[Input]
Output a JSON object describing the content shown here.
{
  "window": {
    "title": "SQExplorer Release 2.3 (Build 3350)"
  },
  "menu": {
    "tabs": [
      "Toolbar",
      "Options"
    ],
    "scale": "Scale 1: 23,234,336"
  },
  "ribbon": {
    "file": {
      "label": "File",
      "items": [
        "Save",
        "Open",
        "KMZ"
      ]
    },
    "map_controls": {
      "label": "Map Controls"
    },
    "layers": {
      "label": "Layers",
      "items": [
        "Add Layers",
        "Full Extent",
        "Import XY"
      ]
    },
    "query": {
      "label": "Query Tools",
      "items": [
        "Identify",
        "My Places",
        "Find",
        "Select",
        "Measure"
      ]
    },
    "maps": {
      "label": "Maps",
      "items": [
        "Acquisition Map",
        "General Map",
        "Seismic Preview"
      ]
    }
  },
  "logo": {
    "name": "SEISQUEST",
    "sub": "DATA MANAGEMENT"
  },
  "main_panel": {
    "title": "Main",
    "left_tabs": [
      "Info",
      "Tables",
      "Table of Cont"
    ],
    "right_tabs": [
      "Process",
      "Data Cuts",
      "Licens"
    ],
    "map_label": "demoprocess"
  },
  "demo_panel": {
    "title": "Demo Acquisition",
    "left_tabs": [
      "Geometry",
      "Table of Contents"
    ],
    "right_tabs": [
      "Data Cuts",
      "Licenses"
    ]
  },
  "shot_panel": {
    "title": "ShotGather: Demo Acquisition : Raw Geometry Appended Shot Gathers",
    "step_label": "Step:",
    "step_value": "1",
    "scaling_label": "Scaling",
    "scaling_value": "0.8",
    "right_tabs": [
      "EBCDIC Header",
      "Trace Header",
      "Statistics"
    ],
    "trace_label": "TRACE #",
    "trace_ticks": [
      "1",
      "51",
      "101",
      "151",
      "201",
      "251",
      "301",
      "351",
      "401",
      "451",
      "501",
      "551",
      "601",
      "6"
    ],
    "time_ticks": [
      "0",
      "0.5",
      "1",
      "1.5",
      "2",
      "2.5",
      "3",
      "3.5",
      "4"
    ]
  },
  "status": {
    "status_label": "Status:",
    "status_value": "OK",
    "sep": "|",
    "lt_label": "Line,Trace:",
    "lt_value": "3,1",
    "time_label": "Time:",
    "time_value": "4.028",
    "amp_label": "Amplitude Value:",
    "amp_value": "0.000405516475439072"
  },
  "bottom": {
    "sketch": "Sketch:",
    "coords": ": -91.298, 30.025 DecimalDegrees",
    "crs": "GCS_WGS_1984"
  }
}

[Challenge]
Reproduce the full listing word for word.

[Task response]
Output a JSON object describing the content shown here.
{
  "window": {
    "title": "SQExplorer Release 2.3 (Build 3350)"
  },
  "menu": {
    "tabs": [
      "Toolbar",
      "Options"
    ],
    "scale": "Scale 1: 23,234,336"
  },
  "ribbon": {
    "file": {
      "label": "File",
      "items": [
        "Save",
        "Open",
        "KMZ"
      ]
    },
    "map_controls": {
      "label": "Map Controls"
    },
    "layers": {
      "label": "Layers",
      "items": [
        "Add Layers",
        "Full Extent",
        "Import XY"
      ]
    },
    "query": {
      "label": "Query Tools",
      "items": [
        "Identify",
        "My Places",
        "Find",
        "Select",
        "Measure"
      ]
    },
    "maps": {
      "label": "Maps",
      "items": [
        "Acquisition Map",
        "General Map",
        "Seismic Preview"
      ]
    }
  },
  "logo": {
    "name": "SEISQUEST",
    "sub": "DATA MANAGEMENT"
  },
  "main_panel": {
    "title": "Main",
    "left_tabs": [
      "Info",
      "Tables",
      "Table of Cont"
    ],
    "right_tabs": [
      "Process",
      "Data Cuts",
      "Licens"
    ],
    "map_label": "demoprocess"
  },
  "demo_panel": {
    "title": "Demo Acquisition",
    "left_tabs": [
      "Geometry",
      "Table of Contents"
    ],
    "right_tabs": [
      "Data Cuts",
      "Licenses"
    ]
  },
  "shot_panel": {
    "title": "ShotGather: Demo Acquisition : Raw Geometry Appended Shot Gathers",
    "step_label": "Step:",
    "step_value": "1",
    "scaling_label": "Scaling",
    "scaling_value": "0.8",
    "right_tabs": [
      "EBCDIC Header",
      "Trace Header",
      "Statistics"
    ],
    "trace_label": "TRACE #",
    "trace_ticks": [
      "1",
      "51",
      "101",
      "151",
      "201",
      "251",
      "301",
      "351",
      "401",
      "451",
      "501",
      "551",
      "601",
      "6"
    ],
    "time_ticks": [
      "0",
      "0.5",
      "1",
      "1.5",
      "2",
      "2.5",
      "3",
      "3.5",
      "4"
    ]
  },
  "status": {
    "status_label": "Status:",
    "status_value": "OK",
    "sep": "|",
    "lt_label": "Line,Trace:",
    "lt_value": "3,1",
    "time_label": "Time:",
    "time_value": "4.028",
    "amp_label": "Amplitude Value:",
    "amp_value": "0.000405516475439072"
  },
  "bottom": {
    "sketch": "Sketch:",
    "coords": ": -91.298, 30.025 DecimalDegrees",
    "crs": "GCS_WGS_1984"
  }
}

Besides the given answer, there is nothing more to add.